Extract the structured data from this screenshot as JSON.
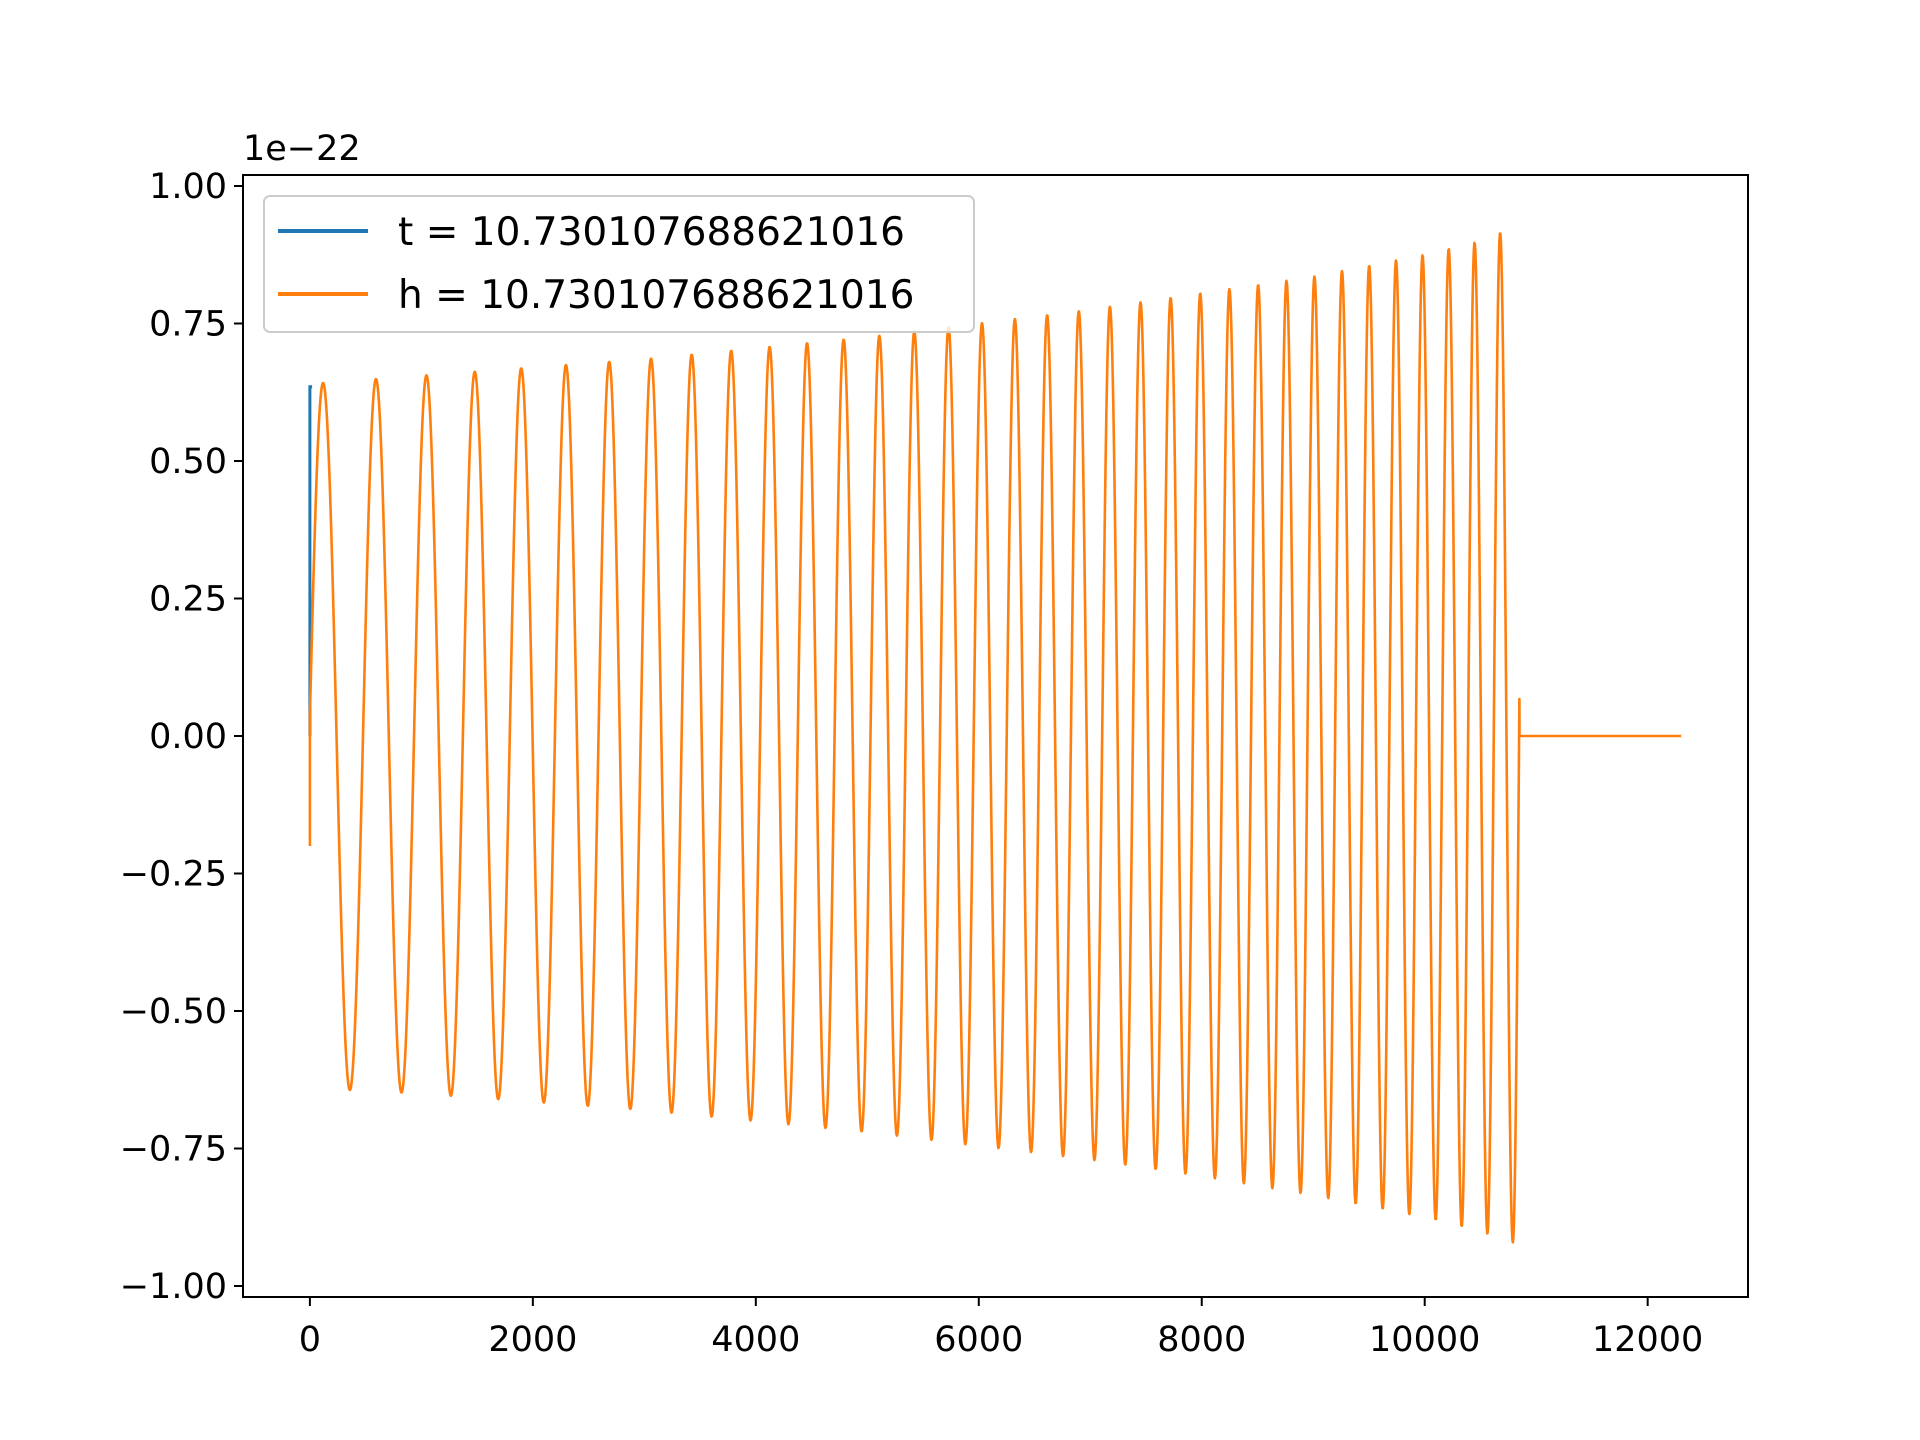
{
  "chart_data": {
    "type": "line",
    "title": "",
    "xlabel": "",
    "ylabel": "",
    "y_offset_label": "1e−22",
    "xlim": [
      -600,
      12900
    ],
    "ylim": [
      -1.02,
      1.02
    ],
    "x_ticks": [
      0,
      2000,
      4000,
      6000,
      8000,
      10000,
      12000
    ],
    "x_tick_labels": [
      "0",
      "2000",
      "4000",
      "6000",
      "8000",
      "10000",
      "12000"
    ],
    "y_ticks": [
      1.0,
      0.75,
      0.5,
      0.25,
      0.0,
      -0.25,
      -0.5,
      -0.75,
      -1.0
    ],
    "y_tick_labels": [
      "1.00",
      "0.75",
      "0.50",
      "0.25",
      "0.00",
      "−0.25",
      "−0.50",
      "−0.75",
      "−1.00"
    ],
    "grid": false,
    "legend_position": "top-left",
    "series": [
      {
        "name": "t = 10.730107688621016",
        "color": "#1f77b4",
        "x": [
          0,
          0,
          20
        ],
        "y": [
          0.0,
          0.635,
          0.635
        ]
      },
      {
        "name": "h = 10.730107688621016",
        "color": "#ff7f0e",
        "envelope": {
          "x": [
            0,
            1000,
            2000,
            3000,
            4000,
            5000,
            6000,
            7000,
            8000,
            9000,
            10000,
            10500,
            10850
          ],
          "upper": [
            0.64,
            0.655,
            0.67,
            0.685,
            0.705,
            0.725,
            0.75,
            0.775,
            0.805,
            0.835,
            0.875,
            0.9,
            0.93
          ],
          "lower": [
            -0.64,
            -0.65,
            -0.665,
            -0.68,
            -0.7,
            -0.72,
            -0.745,
            -0.77,
            -0.8,
            -0.835,
            -0.875,
            -0.9,
            -0.925
          ]
        },
        "flat": {
          "x": [
            10850,
            12300
          ],
          "y": [
            0.0,
            0.0
          ]
        }
      }
    ]
  }
}
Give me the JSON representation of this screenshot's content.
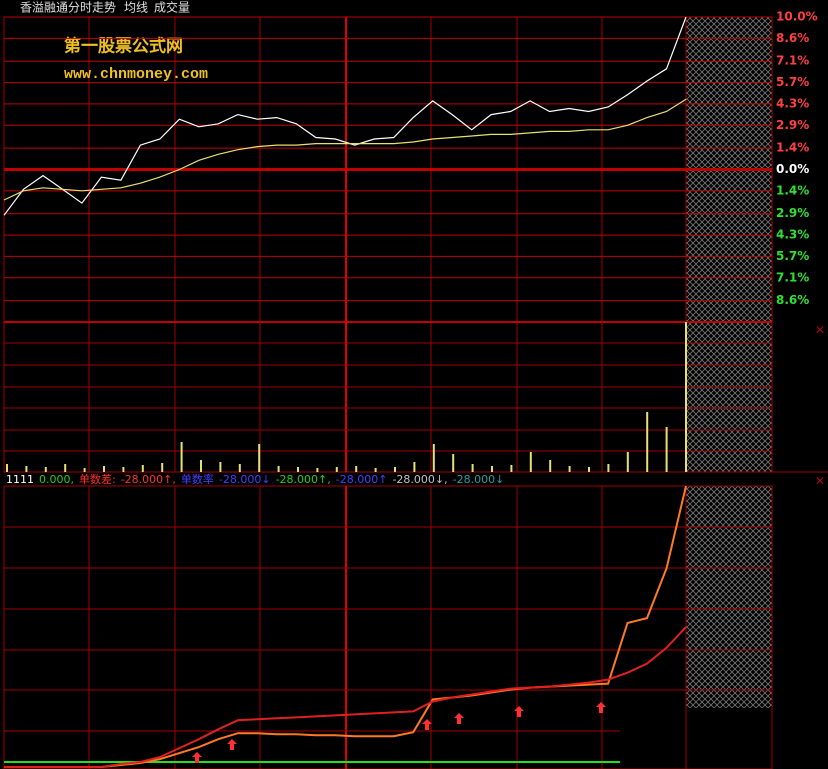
{
  "header": {
    "title": "香溢融通分时走势",
    "items": [
      "均线",
      "成交量"
    ]
  },
  "watermark": {
    "name": "第一股票公式网",
    "url": "www.chnmoney.com"
  },
  "chart_data": [
    {
      "type": "line",
      "ylim": [
        -10,
        10
      ],
      "yticks": [
        {
          "value": 10,
          "label": "10.0%"
        },
        {
          "value": 8.6,
          "label": "8.6%"
        },
        {
          "value": 7.1,
          "label": "7.1%"
        },
        {
          "value": 5.7,
          "label": "5.7%"
        },
        {
          "value": 4.3,
          "label": "4.3%"
        },
        {
          "value": 2.9,
          "label": "2.9%"
        },
        {
          "value": 1.4,
          "label": "1.4%"
        },
        {
          "value": 0,
          "label": "0.0%"
        },
        {
          "value": -1.4,
          "label": "1.4%"
        },
        {
          "value": -2.9,
          "label": "2.9%"
        },
        {
          "value": -4.3,
          "label": "4.3%"
        },
        {
          "value": -5.7,
          "label": "5.7%"
        },
        {
          "value": -7.1,
          "label": "7.1%"
        },
        {
          "value": -8.6,
          "label": "8.6%"
        }
      ],
      "grid": true,
      "series": [
        {
          "color": "#ffffff",
          "values": [
            -3.0,
            -1.3,
            -0.4,
            -1.3,
            -2.2,
            -0.5,
            -0.7,
            1.6,
            2.0,
            3.3,
            2.8,
            3.0,
            3.6,
            3.3,
            3.4,
            3.0,
            2.1,
            2.0,
            1.6,
            2.0,
            2.1,
            3.4,
            4.5,
            3.6,
            2.6,
            3.6,
            3.8,
            4.5,
            3.8,
            4.0,
            3.8,
            4.1,
            4.9,
            5.8,
            6.6,
            10.0
          ]
        },
        {
          "color": "#e8e070",
          "values": [
            -2.0,
            -1.4,
            -1.2,
            -1.3,
            -1.4,
            -1.3,
            -1.2,
            -0.9,
            -0.5,
            0,
            0.6,
            1.0,
            1.3,
            1.5,
            1.6,
            1.6,
            1.7,
            1.7,
            1.7,
            1.7,
            1.7,
            1.8,
            2.0,
            2.1,
            2.2,
            2.3,
            2.3,
            2.4,
            2.5,
            2.5,
            2.6,
            2.6,
            2.9,
            3.4,
            3.8,
            4.6
          ]
        }
      ]
    },
    {
      "type": "bar",
      "ylim": [
        0,
        150
      ],
      "color": "#e8e070",
      "values": [
        8,
        6,
        5,
        8,
        4,
        6,
        5,
        7,
        9,
        30,
        12,
        10,
        8,
        28,
        6,
        5,
        4,
        5,
        6,
        4,
        5,
        10,
        28,
        18,
        8,
        6,
        7,
        20,
        12,
        6,
        5,
        8,
        20,
        60,
        45,
        150
      ]
    },
    {
      "type": "line",
      "ylim": [
        0,
        283
      ],
      "legend": [
        {
          "text": "1111",
          "color": "#ffffff"
        },
        {
          "text": "0.000,",
          "color": "#20d020"
        },
        {
          "text": "单数差:",
          "color": "#ff3030"
        },
        {
          "text": "-28.000↑,",
          "color": "#ff3030"
        },
        {
          "text": "单数率",
          "color": "#4040ff"
        },
        {
          "text": "-28.000↓",
          "color": "#4040ff"
        },
        {
          "text": "-28.000↑,",
          "color": "#20d020"
        },
        {
          "text": "-28.000↑",
          "color": "#4040ff"
        },
        {
          "text": "-28.000↓,",
          "color": "#c0c0c0"
        },
        {
          "text": "-28.000↓",
          "color": "#20a0a0"
        }
      ],
      "series": [
        {
          "color": "#ff7a20",
          "values": [
            0,
            0,
            0,
            0,
            0,
            0,
            2,
            4,
            8,
            14,
            20,
            28,
            34,
            34,
            33,
            33,
            32,
            32,
            31,
            31,
            31,
            35,
            68,
            70,
            72,
            75,
            78,
            80,
            81,
            82,
            83,
            84,
            145,
            150,
            200,
            283
          ]
        },
        {
          "color": "#e02020",
          "values": [
            0,
            0,
            0,
            0,
            0,
            0,
            3,
            5,
            10,
            19,
            28,
            38,
            47,
            48,
            49,
            50,
            51,
            52,
            53,
            54,
            55,
            56,
            66,
            70,
            73,
            76,
            79,
            80,
            81,
            83,
            85,
            88,
            95,
            104,
            120,
            141
          ]
        }
      ]
    }
  ]
}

____

- [REQUEST]:
Retype the data above exactly; pictures are not part of the copy.

- [OUTPUT BELOW]:
Extract the structured data from this screenshot as JSON.
{
  "chart_data": {
    "type": "line",
    "title": "",
    "xlabel": "",
    "ylabel": "",
    "y_offset_label": "1e−22",
    "xlim": [
      -600,
      12900
    ],
    "ylim": [
      -1.02,
      1.02
    ],
    "x_ticks": [
      0,
      2000,
      4000,
      6000,
      8000,
      10000,
      12000
    ],
    "x_tick_labels": [
      "0",
      "2000",
      "4000",
      "6000",
      "8000",
      "10000",
      "12000"
    ],
    "y_ticks": [
      1.0,
      0.75,
      0.5,
      0.25,
      0.0,
      -0.25,
      -0.5,
      -0.75,
      -1.0
    ],
    "y_tick_labels": [
      "1.00",
      "0.75",
      "0.50",
      "0.25",
      "0.00",
      "−0.25",
      "−0.50",
      "−0.75",
      "−1.00"
    ],
    "grid": false,
    "legend_position": "top-left",
    "series": [
      {
        "name": "t = 10.730107688621016",
        "color": "#1f77b4",
        "x": [
          0,
          0,
          20
        ],
        "y": [
          0.0,
          0.635,
          0.635
        ]
      },
      {
        "name": "h = 10.730107688621016",
        "color": "#ff7f0e",
        "envelope": {
          "x": [
            0,
            1000,
            2000,
            3000,
            4000,
            5000,
            6000,
            7000,
            8000,
            9000,
            10000,
            10500,
            10850
          ],
          "upper": [
            0.64,
            0.655,
            0.67,
            0.685,
            0.705,
            0.725,
            0.75,
            0.775,
            0.805,
            0.835,
            0.875,
            0.9,
            0.93
          ],
          "lower": [
            -0.64,
            -0.65,
            -0.665,
            -0.68,
            -0.7,
            -0.72,
            -0.745,
            -0.77,
            -0.8,
            -0.835,
            -0.875,
            -0.9,
            -0.925
          ]
        },
        "flat": {
          "x": [
            10850,
            12300
          ],
          "y": [
            0.0,
            0.0
          ]
        }
      }
    ]
  }
}
Give me the JSON representation of this screenshot's content.
{
  "header": {
    "title": "香溢融通分时走势",
    "items": [
      "均线",
      "成交量"
    ]
  },
  "watermark": {
    "name": "第一股票公式网",
    "url": "www.chnmoney.com"
  },
  "chart_data": [
    {
      "type": "line",
      "ylim": [
        -10,
        10
      ],
      "yticks": [
        {
          "value": 10,
          "label": "10.0%"
        },
        {
          "value": 8.6,
          "label": "8.6%"
        },
        {
          "value": 7.1,
          "label": "7.1%"
        },
        {
          "value": 5.7,
          "label": "5.7%"
        },
        {
          "value": 4.3,
          "label": "4.3%"
        },
        {
          "value": 2.9,
          "label": "2.9%"
        },
        {
          "value": 1.4,
          "label": "1.4%"
        },
        {
          "value": 0,
          "label": "0.0%"
        },
        {
          "value": -1.4,
          "label": "1.4%"
        },
        {
          "value": -2.9,
          "label": "2.9%"
        },
        {
          "value": -4.3,
          "label": "4.3%"
        },
        {
          "value": -5.7,
          "label": "5.7%"
        },
        {
          "value": -7.1,
          "label": "7.1%"
        },
        {
          "value": -8.6,
          "label": "8.6%"
        }
      ],
      "grid": true,
      "series": [
        {
          "color": "#ffffff",
          "values": [
            -3.0,
            -1.3,
            -0.4,
            -1.3,
            -2.2,
            -0.5,
            -0.7,
            1.6,
            2.0,
            3.3,
            2.8,
            3.0,
            3.6,
            3.3,
            3.4,
            3.0,
            2.1,
            2.0,
            1.6,
            2.0,
            2.1,
            3.4,
            4.5,
            3.6,
            2.6,
            3.6,
            3.8,
            4.5,
            3.8,
            4.0,
            3.8,
            4.1,
            4.9,
            5.8,
            6.6,
            10.0
          ]
        },
        {
          "color": "#e8e070",
          "values": [
            -2.0,
            -1.4,
            -1.2,
            -1.3,
            -1.4,
            -1.3,
            -1.2,
            -0.9,
            -0.5,
            0,
            0.6,
            1.0,
            1.3,
            1.5,
            1.6,
            1.6,
            1.7,
            1.7,
            1.7,
            1.7,
            1.7,
            1.8,
            2.0,
            2.1,
            2.2,
            2.3,
            2.3,
            2.4,
            2.5,
            2.5,
            2.6,
            2.6,
            2.9,
            3.4,
            3.8,
            4.6
          ]
        }
      ]
    },
    {
      "type": "bar",
      "ylim": [
        0,
        150
      ],
      "color": "#e8e070",
      "values": [
        8,
        6,
        5,
        8,
        4,
        6,
        5,
        7,
        9,
        30,
        12,
        10,
        8,
        28,
        6,
        5,
        4,
        5,
        6,
        4,
        5,
        10,
        28,
        18,
        8,
        6,
        7,
        20,
        12,
        6,
        5,
        8,
        20,
        60,
        45,
        150
      ]
    },
    {
      "type": "line",
      "ylim": [
        0,
        283
      ],
      "legend": [
        {
          "text": "1111",
          "color": "#ffffff"
        },
        {
          "text": "0.000,",
          "color": "#20d020"
        },
        {
          "text": "单数差:",
          "color": "#ff3030"
        },
        {
          "text": "-28.000↑,",
          "color": "#ff3030"
        },
        {
          "text": "单数率",
          "color": "#4040ff"
        },
        {
          "text": "-28.000↓",
          "color": "#4040ff"
        },
        {
          "text": "-28.000↑,",
          "color": "#20d020"
        },
        {
          "text": "-28.000↑",
          "color": "#4040ff"
        },
        {
          "text": "-28.000↓,",
          "color": "#c0c0c0"
        },
        {
          "text": "-28.000↓",
          "color": "#20a0a0"
        }
      ],
      "series": [
        {
          "color": "#ff7a20",
          "values": [
            0,
            0,
            0,
            0,
            0,
            0,
            2,
            4,
            8,
            14,
            20,
            28,
            34,
            34,
            33,
            33,
            32,
            32,
            31,
            31,
            31,
            35,
            68,
            70,
            72,
            75,
            78,
            80,
            81,
            82,
            83,
            84,
            145,
            150,
            200,
            283
          ]
        },
        {
          "color": "#e02020",
          "values": [
            0,
            0,
            0,
            0,
            0,
            0,
            3,
            5,
            10,
            19,
            28,
            38,
            47,
            48,
            49,
            50,
            51,
            52,
            53,
            54,
            55,
            56,
            66,
            70,
            73,
            76,
            79,
            80,
            81,
            83,
            85,
            88,
            95,
            104,
            120,
            141
          ]
        }
      ]
    }
  ]
}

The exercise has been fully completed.